### WRITTEN REQUEST
Find each line holding the word "name" and give the number of such lines, nothing else.

### SUPPLIED INFORMATION
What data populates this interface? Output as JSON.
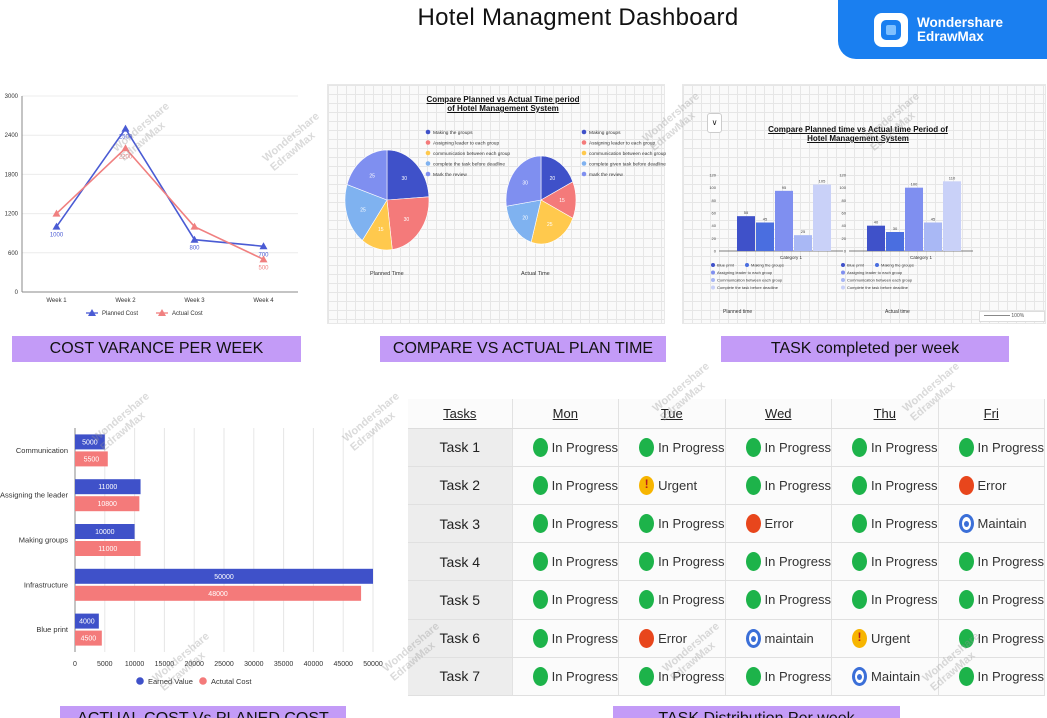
{
  "header": {
    "title": "Hotel Managment Dashboard"
  },
  "brand": {
    "line1": "Wondershare",
    "line2": "EdrawMax"
  },
  "panels": {
    "cost_variance_label": "COST VARANCE PER WEEK",
    "compare_label": "COMPARE VS ACTUAL PLAN TIME",
    "tasks_label": "TASK completed per week",
    "actual_cost_label": "ACTUAL COST  Vs PLANED COST",
    "distribution_label": "TASK Distribution Per week"
  },
  "watermark": {
    "line1": "Wondershare",
    "line2": "EdrawMax"
  },
  "chart_data": [
    {
      "type": "line",
      "categories": [
        "Week 1",
        "Week 2",
        "Week 3",
        "Week 4"
      ],
      "series": [
        {
          "name": "Planned Cost",
          "values": [
            1000,
            2500,
            800,
            700
          ],
          "color": "#4a5bd4"
        },
        {
          "name": "Actual Cost",
          "values": [
            1200,
            2200,
            1000,
            500
          ],
          "color": "#f08080"
        }
      ],
      "data_labels": {
        "planned": [
          "1000",
          "2500",
          "800",
          "700"
        ],
        "actual": [
          "",
          "2200",
          "",
          "500"
        ]
      },
      "yticks": [
        "0",
        "600",
        "1200",
        "1800",
        "2400",
        "3000"
      ],
      "ylim": [
        0,
        3000
      ]
    },
    {
      "type": "pie",
      "title": "Compare Planned vs Actual Time period of Hotel Management System",
      "charts": [
        {
          "caption": "Planned Time",
          "values": [
            30,
            30,
            15,
            25,
            25
          ],
          "labels": [
            "30",
            "30",
            "15",
            "25",
            "25"
          ]
        },
        {
          "caption": "Actual Time",
          "values": [
            20,
            15,
            25,
            20,
            30
          ],
          "labels": [
            "20",
            "15",
            "25",
            "20",
            "30"
          ]
        }
      ],
      "legend_left": [
        "Making the groups",
        "Assigning leader to each group",
        "communication between each group",
        "complete the task before deadline",
        "Mark the review"
      ],
      "legend_right": [
        "Making groups",
        "Assigning leader to each group",
        "communication between each group",
        "complete given task before deadline",
        "mark the review"
      ],
      "colors": [
        "#3f51c9",
        "#f47a7a",
        "#ffc94d",
        "#7fb2f0",
        "#7f8ff0"
      ]
    },
    {
      "type": "bar",
      "title": "Compare Planned time vs Actual time Period of Hotel Management System",
      "groups": [
        {
          "caption": "Planned time",
          "category": "Category 1",
          "values": [
            55,
            45,
            95,
            25,
            105
          ],
          "labels": [
            "55",
            "45",
            "95",
            "25",
            "105"
          ]
        },
        {
          "caption": "Actual time",
          "category": "Category 1",
          "values": [
            40,
            30,
            100,
            45,
            110
          ],
          "labels": [
            "40",
            "30",
            "100",
            "45",
            "110"
          ]
        }
      ],
      "legend": [
        "Blue print",
        "Making the groups",
        "Assigning leader to each group",
        "Communication between each group",
        "Complete the task before deadline"
      ],
      "colors": [
        "#3f51c9",
        "#4a6ee0",
        "#7f8ff0",
        "#a9b8f5",
        "#c9d1f8"
      ],
      "yticks": [
        "0",
        "20",
        "40",
        "60",
        "80",
        "100",
        "120"
      ],
      "ylim": [
        0,
        120
      ],
      "zoom": "100%"
    },
    {
      "type": "bar",
      "orientation": "horizontal",
      "categories": [
        "Communication",
        "Assigning the leader",
        "Making groups",
        "Infrastructure",
        "Blue print"
      ],
      "series": [
        {
          "name": "Earned Value",
          "values": [
            5000,
            11000,
            10000,
            50000,
            4000
          ],
          "color": "#3f51c9"
        },
        {
          "name": "Actutal Cost",
          "values": [
            5500,
            10800,
            11000,
            48000,
            4500
          ],
          "color": "#f47a7a"
        }
      ],
      "xticks": [
        "0",
        "5000",
        "10000",
        "15000",
        "20000",
        "25000",
        "30000",
        "35000",
        "40000",
        "45000",
        "50000"
      ],
      "xlim": [
        0,
        50000
      ]
    }
  ],
  "table": {
    "headers": [
      "Tasks",
      "Mon",
      "Tue",
      "Wed",
      "Thu",
      "Fri"
    ],
    "rows": [
      {
        "task": "Task 1",
        "cells": [
          [
            "In Progress",
            "green"
          ],
          [
            "In Progress",
            "green"
          ],
          [
            "In Progress",
            "green"
          ],
          [
            "In Progress",
            "green"
          ],
          [
            "In Progress",
            "green"
          ]
        ]
      },
      {
        "task": "Task 2",
        "cells": [
          [
            "In Progress",
            "green"
          ],
          [
            "Urgent",
            "yellow"
          ],
          [
            "In Progress",
            "green"
          ],
          [
            "In Progress",
            "green"
          ],
          [
            "Error",
            "red"
          ]
        ]
      },
      {
        "task": "Task 3",
        "cells": [
          [
            "In Progress",
            "green"
          ],
          [
            "In Progress",
            "green"
          ],
          [
            "Error",
            "red"
          ],
          [
            "In Progress",
            "green"
          ],
          [
            "Maintain",
            "blue"
          ]
        ]
      },
      {
        "task": "Task 4",
        "cells": [
          [
            "In Progress",
            "green"
          ],
          [
            "In Progress",
            "green"
          ],
          [
            "In Progress",
            "green"
          ],
          [
            "In Progress",
            "green"
          ],
          [
            "In Progress",
            "green"
          ]
        ]
      },
      {
        "task": "Task 5",
        "cells": [
          [
            "In Progress",
            "green"
          ],
          [
            "In Progress",
            "green"
          ],
          [
            "In Progress",
            "green"
          ],
          [
            "In Progress",
            "green"
          ],
          [
            "In Progress",
            "green"
          ]
        ]
      },
      {
        "task": "Task 6",
        "cells": [
          [
            "In Progress",
            "green"
          ],
          [
            "Error",
            "red"
          ],
          [
            "maintain",
            "blue"
          ],
          [
            "Urgent",
            "yellow"
          ],
          [
            "In Progress",
            "green"
          ]
        ]
      },
      {
        "task": "Task 7",
        "cells": [
          [
            "In Progress",
            "green"
          ],
          [
            "In Progress",
            "green"
          ],
          [
            "In Progress",
            "green"
          ],
          [
            "Maintain",
            "blue"
          ],
          [
            "In Progress",
            "green"
          ]
        ]
      }
    ]
  }
}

### COMPLETED TASK
4